_Given task_. Wherever a line holds the string "لاجتماعات", copy that line.

===== Stored data

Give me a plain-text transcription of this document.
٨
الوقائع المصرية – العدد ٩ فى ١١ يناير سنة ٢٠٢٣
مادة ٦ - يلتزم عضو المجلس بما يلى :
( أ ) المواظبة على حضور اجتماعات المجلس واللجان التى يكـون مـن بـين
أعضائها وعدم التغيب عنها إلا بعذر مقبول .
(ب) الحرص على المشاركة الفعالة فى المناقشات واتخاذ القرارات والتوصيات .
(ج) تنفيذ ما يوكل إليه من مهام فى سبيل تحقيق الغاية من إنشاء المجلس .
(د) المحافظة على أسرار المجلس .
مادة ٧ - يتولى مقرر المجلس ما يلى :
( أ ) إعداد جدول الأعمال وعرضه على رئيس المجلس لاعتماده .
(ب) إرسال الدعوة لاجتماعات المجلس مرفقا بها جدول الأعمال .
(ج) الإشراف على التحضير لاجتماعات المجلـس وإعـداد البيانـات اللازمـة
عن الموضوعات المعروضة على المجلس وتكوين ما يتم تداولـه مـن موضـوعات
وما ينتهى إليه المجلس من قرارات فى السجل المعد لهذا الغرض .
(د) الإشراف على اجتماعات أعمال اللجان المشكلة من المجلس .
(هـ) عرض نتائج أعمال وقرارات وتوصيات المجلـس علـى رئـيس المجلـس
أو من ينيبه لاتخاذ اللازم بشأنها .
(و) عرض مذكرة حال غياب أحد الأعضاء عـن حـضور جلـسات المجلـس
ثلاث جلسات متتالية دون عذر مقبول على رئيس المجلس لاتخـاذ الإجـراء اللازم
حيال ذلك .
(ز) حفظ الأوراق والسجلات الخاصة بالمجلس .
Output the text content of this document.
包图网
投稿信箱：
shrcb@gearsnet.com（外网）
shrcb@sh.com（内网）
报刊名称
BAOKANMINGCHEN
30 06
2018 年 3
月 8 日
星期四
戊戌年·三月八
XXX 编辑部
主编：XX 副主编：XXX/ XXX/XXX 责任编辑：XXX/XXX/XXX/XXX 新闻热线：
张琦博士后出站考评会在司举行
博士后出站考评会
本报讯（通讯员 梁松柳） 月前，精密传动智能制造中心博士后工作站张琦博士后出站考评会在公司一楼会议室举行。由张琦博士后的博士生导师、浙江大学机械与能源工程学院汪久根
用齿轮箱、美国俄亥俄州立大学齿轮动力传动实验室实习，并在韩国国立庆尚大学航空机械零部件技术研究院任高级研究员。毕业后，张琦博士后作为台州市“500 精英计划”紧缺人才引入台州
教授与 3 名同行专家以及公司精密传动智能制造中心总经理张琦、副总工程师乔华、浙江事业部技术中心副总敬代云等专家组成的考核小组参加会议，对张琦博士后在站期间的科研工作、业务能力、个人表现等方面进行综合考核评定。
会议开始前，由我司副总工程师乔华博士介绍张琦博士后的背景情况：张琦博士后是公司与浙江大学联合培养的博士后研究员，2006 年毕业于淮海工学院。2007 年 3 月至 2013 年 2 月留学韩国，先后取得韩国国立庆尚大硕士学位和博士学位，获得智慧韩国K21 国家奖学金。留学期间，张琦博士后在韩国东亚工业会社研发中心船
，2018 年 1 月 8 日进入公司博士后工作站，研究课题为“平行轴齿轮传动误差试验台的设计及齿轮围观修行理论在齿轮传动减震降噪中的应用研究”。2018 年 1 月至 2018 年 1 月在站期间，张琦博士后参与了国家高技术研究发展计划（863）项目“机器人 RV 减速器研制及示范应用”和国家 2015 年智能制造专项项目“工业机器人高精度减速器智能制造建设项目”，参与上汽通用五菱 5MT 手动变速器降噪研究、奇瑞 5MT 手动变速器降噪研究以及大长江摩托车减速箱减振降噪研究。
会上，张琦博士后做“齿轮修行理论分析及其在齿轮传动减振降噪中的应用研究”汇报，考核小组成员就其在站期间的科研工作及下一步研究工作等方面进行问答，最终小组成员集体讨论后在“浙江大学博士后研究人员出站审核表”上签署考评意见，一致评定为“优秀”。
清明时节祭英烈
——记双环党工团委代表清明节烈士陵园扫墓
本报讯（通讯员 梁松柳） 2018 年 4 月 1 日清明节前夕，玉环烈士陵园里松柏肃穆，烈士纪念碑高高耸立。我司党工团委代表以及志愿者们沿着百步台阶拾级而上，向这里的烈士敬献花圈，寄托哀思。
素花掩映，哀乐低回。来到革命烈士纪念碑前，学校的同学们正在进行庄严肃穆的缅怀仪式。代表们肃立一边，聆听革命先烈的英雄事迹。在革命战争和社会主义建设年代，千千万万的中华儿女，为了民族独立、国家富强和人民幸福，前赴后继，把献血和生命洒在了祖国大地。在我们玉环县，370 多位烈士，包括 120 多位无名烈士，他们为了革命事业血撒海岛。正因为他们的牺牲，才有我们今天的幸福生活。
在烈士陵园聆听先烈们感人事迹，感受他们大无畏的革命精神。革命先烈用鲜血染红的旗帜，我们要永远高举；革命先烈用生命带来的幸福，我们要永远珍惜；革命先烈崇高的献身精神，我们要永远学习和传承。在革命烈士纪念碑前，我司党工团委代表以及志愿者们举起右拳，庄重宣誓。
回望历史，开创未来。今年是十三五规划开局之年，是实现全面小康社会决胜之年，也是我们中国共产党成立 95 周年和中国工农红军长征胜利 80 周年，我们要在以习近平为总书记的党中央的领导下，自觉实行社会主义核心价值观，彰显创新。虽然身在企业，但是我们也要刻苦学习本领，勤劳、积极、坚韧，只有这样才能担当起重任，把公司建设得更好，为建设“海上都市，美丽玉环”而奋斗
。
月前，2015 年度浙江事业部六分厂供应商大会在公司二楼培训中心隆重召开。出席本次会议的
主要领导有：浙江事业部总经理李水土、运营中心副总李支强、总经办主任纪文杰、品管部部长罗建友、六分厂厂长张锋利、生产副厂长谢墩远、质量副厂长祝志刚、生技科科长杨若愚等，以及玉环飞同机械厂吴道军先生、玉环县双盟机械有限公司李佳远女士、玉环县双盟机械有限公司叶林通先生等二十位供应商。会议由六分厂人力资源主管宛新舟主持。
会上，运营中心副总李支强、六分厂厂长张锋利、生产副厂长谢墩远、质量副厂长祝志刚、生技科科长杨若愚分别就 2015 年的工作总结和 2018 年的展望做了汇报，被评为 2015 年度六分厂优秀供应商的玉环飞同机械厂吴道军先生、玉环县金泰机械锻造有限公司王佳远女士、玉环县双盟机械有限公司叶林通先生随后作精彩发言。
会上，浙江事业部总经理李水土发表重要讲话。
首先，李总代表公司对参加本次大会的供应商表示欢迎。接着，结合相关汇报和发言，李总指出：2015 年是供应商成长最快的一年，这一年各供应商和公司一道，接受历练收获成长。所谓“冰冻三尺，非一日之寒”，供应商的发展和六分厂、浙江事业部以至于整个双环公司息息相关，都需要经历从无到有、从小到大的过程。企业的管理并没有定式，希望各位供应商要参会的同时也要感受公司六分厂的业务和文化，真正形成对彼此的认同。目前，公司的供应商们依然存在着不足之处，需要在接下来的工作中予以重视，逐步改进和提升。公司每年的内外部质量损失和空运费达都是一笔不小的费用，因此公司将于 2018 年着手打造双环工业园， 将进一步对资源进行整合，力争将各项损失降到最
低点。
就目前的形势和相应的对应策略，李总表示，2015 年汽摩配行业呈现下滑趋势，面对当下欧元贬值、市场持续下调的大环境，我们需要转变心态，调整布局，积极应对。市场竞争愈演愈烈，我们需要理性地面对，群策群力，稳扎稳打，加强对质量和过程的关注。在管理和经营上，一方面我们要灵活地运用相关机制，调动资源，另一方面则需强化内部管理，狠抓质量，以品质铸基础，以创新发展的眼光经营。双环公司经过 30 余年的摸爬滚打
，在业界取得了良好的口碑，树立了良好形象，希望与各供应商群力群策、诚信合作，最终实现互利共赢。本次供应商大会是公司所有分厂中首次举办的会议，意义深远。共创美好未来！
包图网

==========

_Exercise answer_.
(ب) إرسال الدعوة لاجتماعات المجلس مرفقا بها جدول الأعمال .
(ج) الإشراف على التحضير لاجتماعات المجلـس وإعـداد البيانـات اللازمـة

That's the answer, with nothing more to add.